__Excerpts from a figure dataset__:
^^^^^^^^
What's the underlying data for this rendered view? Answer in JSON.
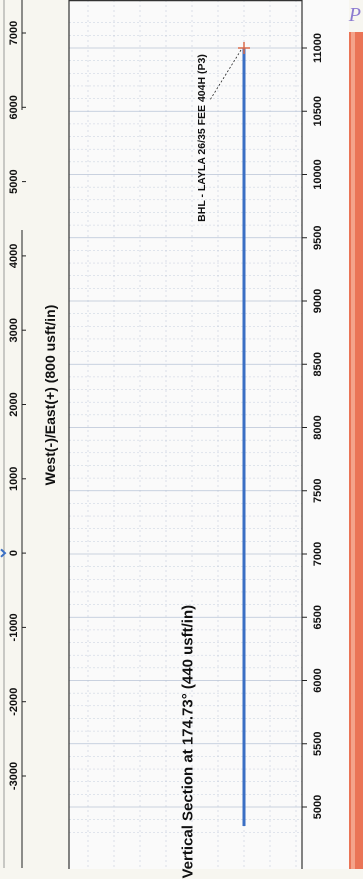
{
  "chart_data": [
    {
      "type": "line",
      "title": "",
      "xlabel": "West(-)/East(+) (800 usft/in)",
      "ylabel": "",
      "x_ticks": [
        -3000,
        -2000,
        -1000,
        0,
        1000,
        2000,
        3000,
        4000,
        5000,
        6000,
        7000
      ],
      "series": [
        {
          "x": [
            -50,
            0,
            50
          ],
          "y": [
            0,
            1,
            0
          ]
        }
      ]
    },
    {
      "type": "line",
      "title": "",
      "xlabel": "Vertical Section at 174.73° (440 usft/in)",
      "ylabel": "",
      "x_ticks": [
        5000,
        5500,
        6000,
        6500,
        7000,
        7500,
        8000,
        8500,
        9000,
        9500,
        10000,
        10500,
        11000
      ],
      "xlim": [
        4850,
        11250
      ],
      "grid": true,
      "series": [
        {
          "x": [
            4850,
            11000
          ],
          "y": [
            0,
            0
          ]
        }
      ],
      "annotations": [
        {
          "text": "BHL - LAYLA 26/35 FEE 404H (P3)",
          "x": 11000,
          "y": 0
        }
      ]
    }
  ],
  "colors": {
    "wellpath": "#3a6fc4",
    "target_marker": "#d96a4a",
    "grid": "#b8c3d6",
    "text": "#111111",
    "right_edge_band": "#e8694a",
    "corner_mark": "#8c7bd0"
  },
  "corner_mark": "P"
}
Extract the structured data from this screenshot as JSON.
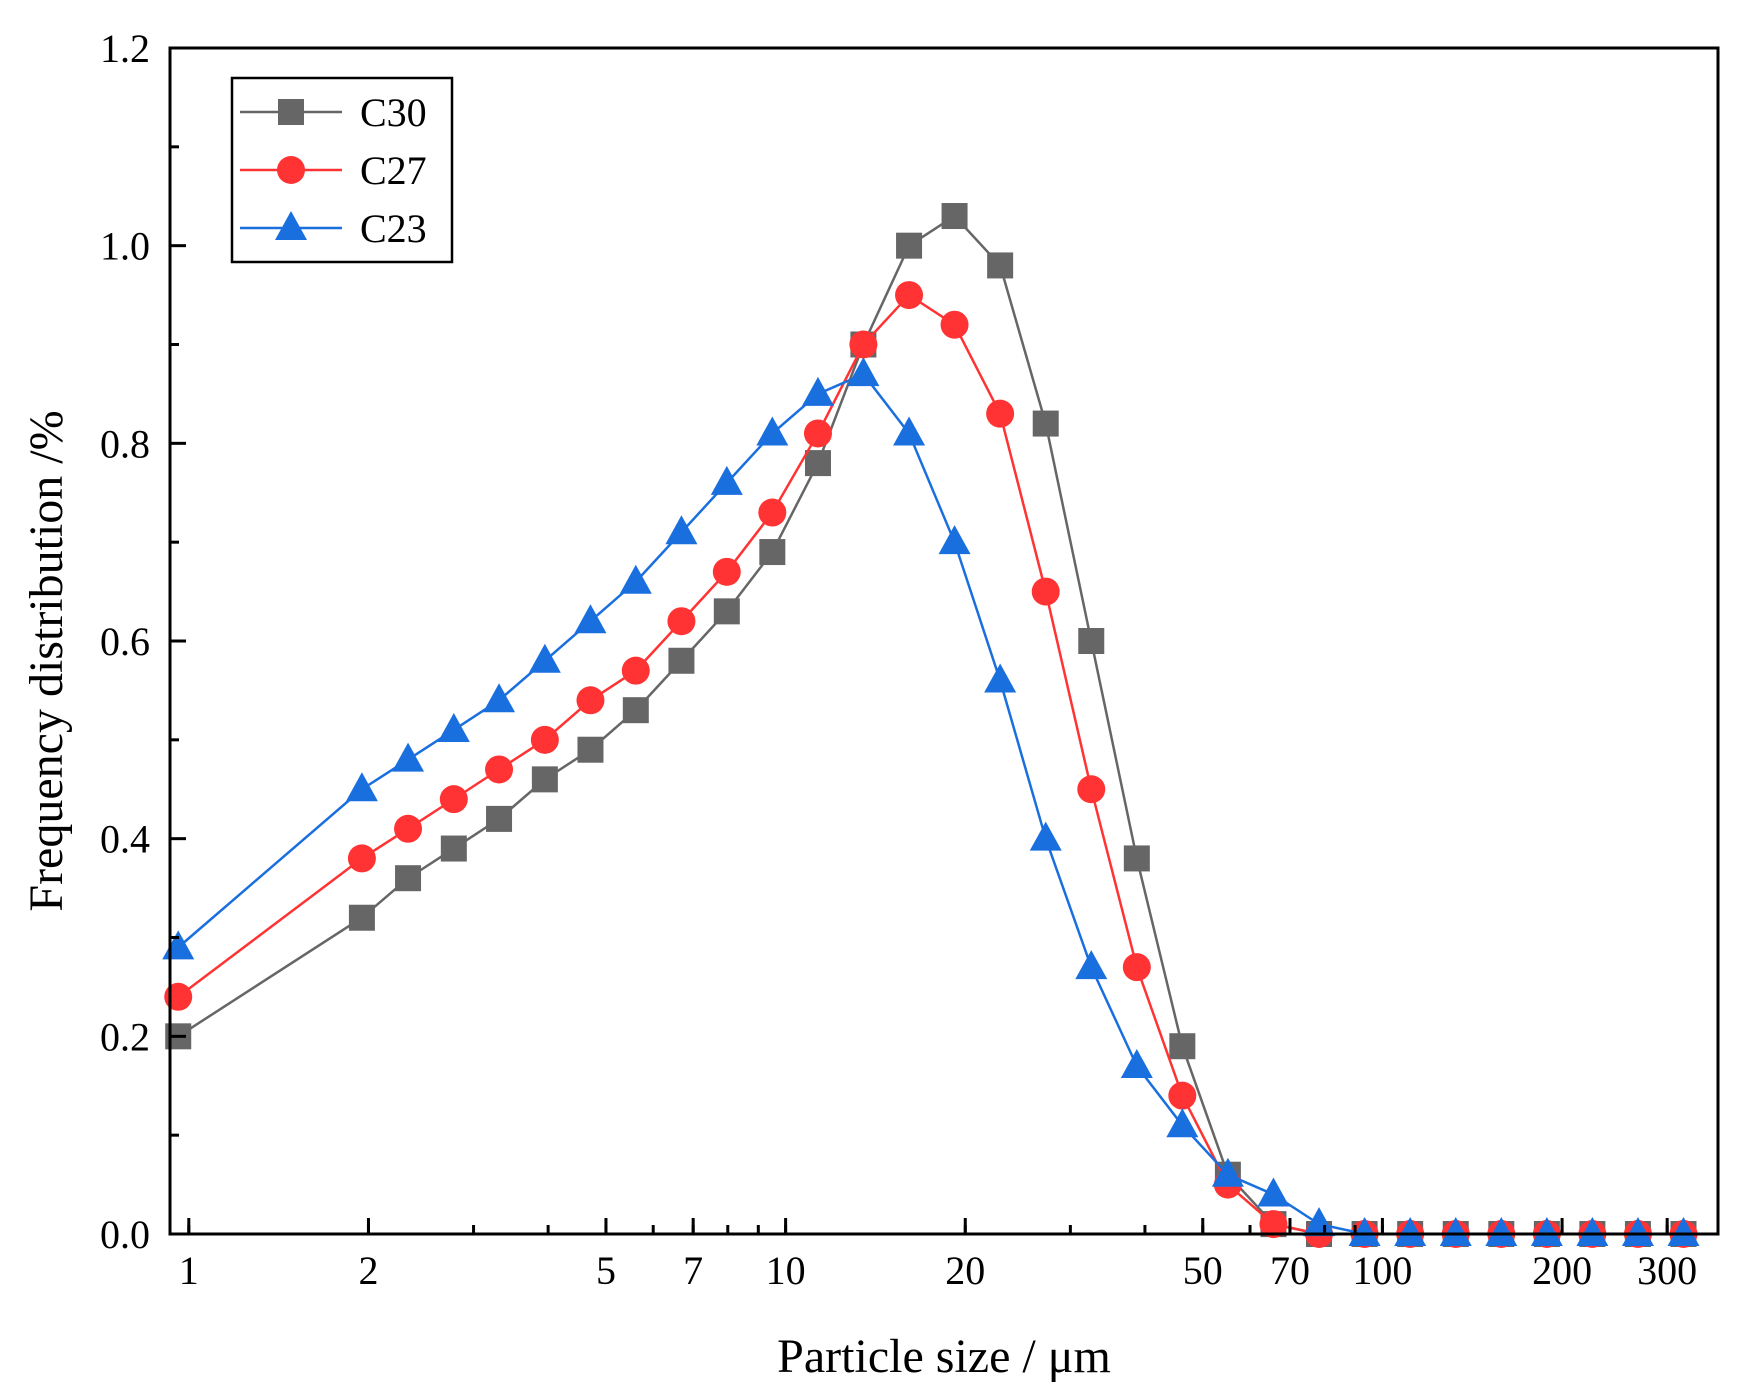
{
  "chart_data": {
    "type": "line",
    "xscale": "log",
    "xlabel": "Particle size / μm",
    "ylabel": "Frequency distribution /%",
    "xlim": [
      0.93,
      365
    ],
    "ylim": [
      0,
      1.2
    ],
    "legend_position": "top-left",
    "x_ticks": [
      {
        "value": 1,
        "label": "1"
      },
      {
        "value": 2,
        "label": "2"
      },
      {
        "value": 5,
        "label": "5"
      },
      {
        "value": 7,
        "label": "7"
      },
      {
        "value": 10,
        "label": "10"
      },
      {
        "value": 20,
        "label": "20"
      },
      {
        "value": 50,
        "label": "50"
      },
      {
        "value": 70,
        "label": "70"
      },
      {
        "value": 100,
        "label": "100"
      },
      {
        "value": 200,
        "label": "200"
      },
      {
        "value": 300,
        "label": "300"
      }
    ],
    "y_ticks": [
      {
        "value": 0.0,
        "label": "0.0"
      },
      {
        "value": 0.2,
        "label": "0.2"
      },
      {
        "value": 0.4,
        "label": "0.4"
      },
      {
        "value": 0.6,
        "label": "0.6"
      },
      {
        "value": 0.8,
        "label": "0.8"
      },
      {
        "value": 1.0,
        "label": "1.0"
      },
      {
        "value": 1.2,
        "label": "1.2"
      }
    ],
    "x": [
      0.96,
      1.95,
      2.33,
      2.78,
      3.31,
      3.95,
      4.71,
      5.61,
      6.69,
      7.97,
      9.5,
      11.33,
      13.5,
      16.1,
      19.19,
      22.88,
      27.28,
      32.52,
      38.77,
      46.21,
      55.09,
      65.68,
      78.3,
      93.35,
      111.3,
      132.7,
      158.2,
      188.6,
      224.8,
      268.0,
      319.5
    ],
    "series": [
      {
        "name": "C30",
        "color": "#666666",
        "marker": "square",
        "values": [
          0.2,
          0.32,
          0.36,
          0.39,
          0.42,
          0.46,
          0.49,
          0.53,
          0.58,
          0.63,
          0.69,
          0.78,
          0.9,
          1.0,
          1.03,
          0.98,
          0.82,
          0.6,
          0.38,
          0.19,
          0.06,
          0.01,
          0.0,
          0.0,
          0.0,
          0.0,
          0.0,
          0.0,
          0.0,
          0.0,
          0.0
        ]
      },
      {
        "name": "C27",
        "color": "#ff3333",
        "marker": "circle",
        "values": [
          0.24,
          0.38,
          0.41,
          0.44,
          0.47,
          0.5,
          0.54,
          0.57,
          0.62,
          0.67,
          0.73,
          0.81,
          0.9,
          0.95,
          0.92,
          0.83,
          0.65,
          0.45,
          0.27,
          0.14,
          0.05,
          0.01,
          0.0,
          0.0,
          0.0,
          0.0,
          0.0,
          0.0,
          0.0,
          0.0,
          0.0
        ]
      },
      {
        "name": "C23",
        "color": "#1a6fdf",
        "marker": "triangle",
        "values": [
          0.29,
          0.45,
          0.48,
          0.51,
          0.54,
          0.58,
          0.62,
          0.66,
          0.71,
          0.76,
          0.81,
          0.85,
          0.87,
          0.81,
          0.7,
          0.56,
          0.4,
          0.27,
          0.17,
          0.11,
          0.06,
          0.04,
          0.01,
          0.0,
          0.0,
          0.0,
          0.0,
          0.0,
          0.0,
          0.0,
          0.0
        ]
      }
    ]
  }
}
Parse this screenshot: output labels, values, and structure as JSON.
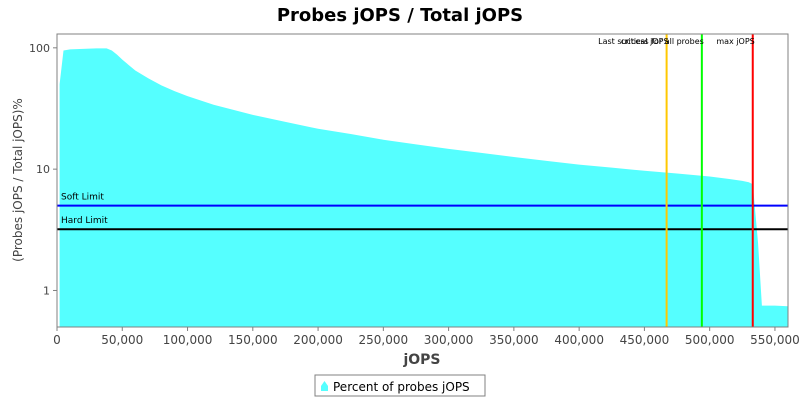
{
  "chart_data": {
    "type": "area",
    "title": "Probes jOPS / Total jOPS",
    "xlabel": "jOPS",
    "ylabel": "(Probes jOPS / Total jOPS)%",
    "xlim": [
      0,
      560000
    ],
    "ylim": [
      0.5,
      130
    ],
    "y_scale": "log",
    "grid": false,
    "legend_position": "bottom",
    "x_ticks": [
      {
        "value": 0,
        "label": "0"
      },
      {
        "value": 50000,
        "label": "50,000"
      },
      {
        "value": 100000,
        "label": "100,000"
      },
      {
        "value": 150000,
        "label": "150,000"
      },
      {
        "value": 200000,
        "label": "200,000"
      },
      {
        "value": 250000,
        "label": "250,000"
      },
      {
        "value": 300000,
        "label": "300,000"
      },
      {
        "value": 350000,
        "label": "350,000"
      },
      {
        "value": 400000,
        "label": "400,000"
      },
      {
        "value": 450000,
        "label": "450,000"
      },
      {
        "value": 500000,
        "label": "500,000"
      },
      {
        "value": 550000,
        "label": "550,000"
      }
    ],
    "y_ticks": [
      {
        "value": 1,
        "label": "1"
      },
      {
        "value": 10,
        "label": "10"
      },
      {
        "value": 100,
        "label": "100"
      }
    ],
    "series": [
      {
        "name": "Percent of probes jOPS",
        "color": "#55ffff",
        "x": [
          2000,
          5000,
          10000,
          20000,
          30000,
          38000,
          42000,
          46000,
          50000,
          55000,
          60000,
          70000,
          80000,
          90000,
          100000,
          120000,
          150000,
          175000,
          200000,
          225000,
          250000,
          275000,
          300000,
          325000,
          350000,
          375000,
          400000,
          425000,
          450000,
          475000,
          500000,
          515000,
          525000,
          530000,
          533000,
          537000,
          540000,
          545000,
          550000,
          560000
        ],
        "y": [
          50,
          95,
          97,
          98,
          99,
          99,
          95,
          88,
          80,
          72,
          65,
          56,
          49,
          44,
          40,
          34,
          28,
          24.5,
          21.5,
          19.5,
          17.5,
          16,
          14.7,
          13.6,
          12.6,
          11.7,
          10.9,
          10.3,
          9.7,
          9.2,
          8.7,
          8.3,
          8,
          7.8,
          7.5,
          2.5,
          0.75,
          0.75,
          0.75,
          0.74
        ]
      }
    ],
    "horizontal_lines": [
      {
        "label": "Soft Limit",
        "value": 5,
        "color": "#0000ff"
      },
      {
        "label": "Hard Limit",
        "value": 3.2,
        "color": "#000000"
      }
    ],
    "vertical_lines": [
      {
        "label": "critical jOPS",
        "value": 467000,
        "color": "#ffc800"
      },
      {
        "label": "Last success for all probes",
        "value": 494000,
        "color": "#00ff00"
      },
      {
        "label": "max jOPS",
        "value": 533000,
        "color": "#ff0000"
      }
    ]
  }
}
^^^^^^^^
__EXERCISE__:
From the data above, copy each line that has the string "usft".

__ANSWER BELOW__:
      "xlabel": "West(-)/East(+) (800 usft/in)",
      "xlabel": "Vertical Section at 174.73° (440 usft/in)",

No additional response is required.